Supplied material:
════

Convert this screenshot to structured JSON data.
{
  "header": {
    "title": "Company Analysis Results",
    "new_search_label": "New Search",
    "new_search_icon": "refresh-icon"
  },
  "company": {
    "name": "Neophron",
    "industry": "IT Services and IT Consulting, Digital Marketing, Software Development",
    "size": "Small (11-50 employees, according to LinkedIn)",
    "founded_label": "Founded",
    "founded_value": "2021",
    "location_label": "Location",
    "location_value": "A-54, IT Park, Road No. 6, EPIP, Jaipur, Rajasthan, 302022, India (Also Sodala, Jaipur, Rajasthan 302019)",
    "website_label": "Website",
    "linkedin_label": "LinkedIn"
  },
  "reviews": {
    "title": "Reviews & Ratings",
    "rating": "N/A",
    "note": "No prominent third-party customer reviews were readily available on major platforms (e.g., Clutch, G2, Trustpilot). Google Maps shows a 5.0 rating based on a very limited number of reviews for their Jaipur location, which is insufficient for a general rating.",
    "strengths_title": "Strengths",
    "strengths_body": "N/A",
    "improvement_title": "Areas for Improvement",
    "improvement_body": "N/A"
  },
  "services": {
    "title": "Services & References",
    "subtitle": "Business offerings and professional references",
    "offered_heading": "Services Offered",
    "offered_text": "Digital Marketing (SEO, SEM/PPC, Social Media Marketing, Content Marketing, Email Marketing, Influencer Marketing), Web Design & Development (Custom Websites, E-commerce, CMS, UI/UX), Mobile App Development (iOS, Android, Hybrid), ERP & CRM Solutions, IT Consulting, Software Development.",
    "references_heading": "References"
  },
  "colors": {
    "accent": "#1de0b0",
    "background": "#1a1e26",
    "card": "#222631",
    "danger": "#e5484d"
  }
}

════

Do this: Restate the data above word for word.

Result of the task:
Convert this screenshot to structured JSON data.
{
  "header": {
    "title": "Company Analysis Results",
    "new_search_label": "New Search",
    "new_search_icon": "refresh-icon"
  },
  "company": {
    "name": "Neophron",
    "industry": "IT Services and IT Consulting, Digital Marketing, Software Development",
    "size": "Small (11-50 employees, according to LinkedIn)",
    "founded_label": "Founded",
    "founded_value": "2021",
    "location_label": "Location",
    "location_value": "A-54, IT Park, Road No. 6, EPIP, Jaipur, Rajasthan, 302022, India (Also Sodala, Jaipur, Rajasthan 302019)",
    "website_label": "Website",
    "linkedin_label": "LinkedIn"
  },
  "reviews": {
    "title": "Reviews & Ratings",
    "rating": "N/A",
    "note": "No prominent third-party customer reviews were readily available on major platforms (e.g., Clutch, G2, Trustpilot). Google Maps shows a 5.0 rating based on a very limited number of reviews for their Jaipur location, which is insufficient for a general rating.",
    "strengths_title": "Strengths",
    "strengths_body": "N/A",
    "improvement_title": "Areas for Improvement",
    "improvement_body": "N/A"
  },
  "services": {
    "title": "Services & References",
    "subtitle": "Business offerings and professional references",
    "offered_heading": "Services Offered",
    "offered_text": "Digital Marketing (SEO, SEM/PPC, Social Media Marketing, Content Marketing, Email Marketing, Influencer Marketing), Web Design & Development (Custom Websites, E-commerce, CMS, UI/UX), Mobile App Development (iOS, Android, Hybrid), ERP & CRM Solutions, IT Consulting, Software Development.",
    "references_heading": "References"
  },
  "colors": {
    "accent": "#1de0b0",
    "background": "#1a1e26",
    "card": "#222631",
    "danger": "#e5484d"
  }
}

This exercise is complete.